▶ **RECORDED DATA**
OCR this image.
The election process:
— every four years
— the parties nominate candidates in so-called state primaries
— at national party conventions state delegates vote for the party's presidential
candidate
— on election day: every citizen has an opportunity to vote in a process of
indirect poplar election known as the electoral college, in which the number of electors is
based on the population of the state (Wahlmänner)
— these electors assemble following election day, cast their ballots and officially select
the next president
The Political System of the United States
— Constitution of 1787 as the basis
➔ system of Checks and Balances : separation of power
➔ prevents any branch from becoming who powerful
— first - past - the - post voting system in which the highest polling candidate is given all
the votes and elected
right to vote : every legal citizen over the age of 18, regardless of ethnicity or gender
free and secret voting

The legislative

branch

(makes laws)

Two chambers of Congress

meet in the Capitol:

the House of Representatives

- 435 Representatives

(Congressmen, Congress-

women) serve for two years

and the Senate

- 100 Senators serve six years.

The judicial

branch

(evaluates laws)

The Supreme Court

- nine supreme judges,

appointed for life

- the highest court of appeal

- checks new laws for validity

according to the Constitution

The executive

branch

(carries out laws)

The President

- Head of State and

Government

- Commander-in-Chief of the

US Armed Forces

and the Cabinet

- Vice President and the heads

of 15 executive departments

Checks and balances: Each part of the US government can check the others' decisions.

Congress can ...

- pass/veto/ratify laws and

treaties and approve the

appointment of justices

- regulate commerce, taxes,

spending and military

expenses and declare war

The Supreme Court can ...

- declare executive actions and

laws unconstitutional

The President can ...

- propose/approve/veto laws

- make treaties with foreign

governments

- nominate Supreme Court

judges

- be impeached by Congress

▶ **TO BE DONE**
Repeat the entries above exactly, leaving nothing out.

▶ **EXERCISE ANSWER**
OCR this image.
The election process:
— every four years
— the parties nominate candidates in so-called state primaries
— at national party conventions state delegates vote for the party's presidential
candidate
— on election day: every citizen has an opportunity to vote in a process of
indirect poplar election known as the electoral college, in which the number of electors is
based on the population of the state (Wahlmänner)
— these electors assemble following election day, cast their ballots and officially select
the next president
The Political System of the United States
— Constitution of 1787 as the basis
➔ system of Checks and Balances : separation of power
➔ prevents any branch from becoming who powerful
— first - past - the - post voting system in which the highest polling candidate is given all
the votes and elected
right to vote : every legal citizen over the age of 18, regardless of ethnicity or gender
free and secret voting

The legislative

branch

(makes laws)

Two chambers of Congress

meet in the Capitol:

the House of Representatives

- 435 Representatives

(Congressmen, Congress-

women) serve for two years

and the Senate

- 100 Senators serve six years.

The judicial

branch

(evaluates laws)

The Supreme Court

- nine supreme judges,

appointed for life

- the highest court of appeal

- checks new laws for validity

according to the Constitution

The executive

branch

(carries out laws)

The President

- Head of State and

Government

- Commander-in-Chief of the

US Armed Forces

and the Cabinet

- Vice President and the heads

of 15 executive departments

Checks and balances: Each part of the US government can check the others' decisions.

Congress can ...

- pass/veto/ratify laws and

treaties and approve the

appointment of justices

- regulate commerce, taxes,

spending and military

expenses and declare war

The Supreme Court can ...

- declare executive actions and

laws unconstitutional

The President can ...

- propose/approve/veto laws

- make treaties with foreign

governments

- nominate Supreme Court

judges

- be impeached by Congress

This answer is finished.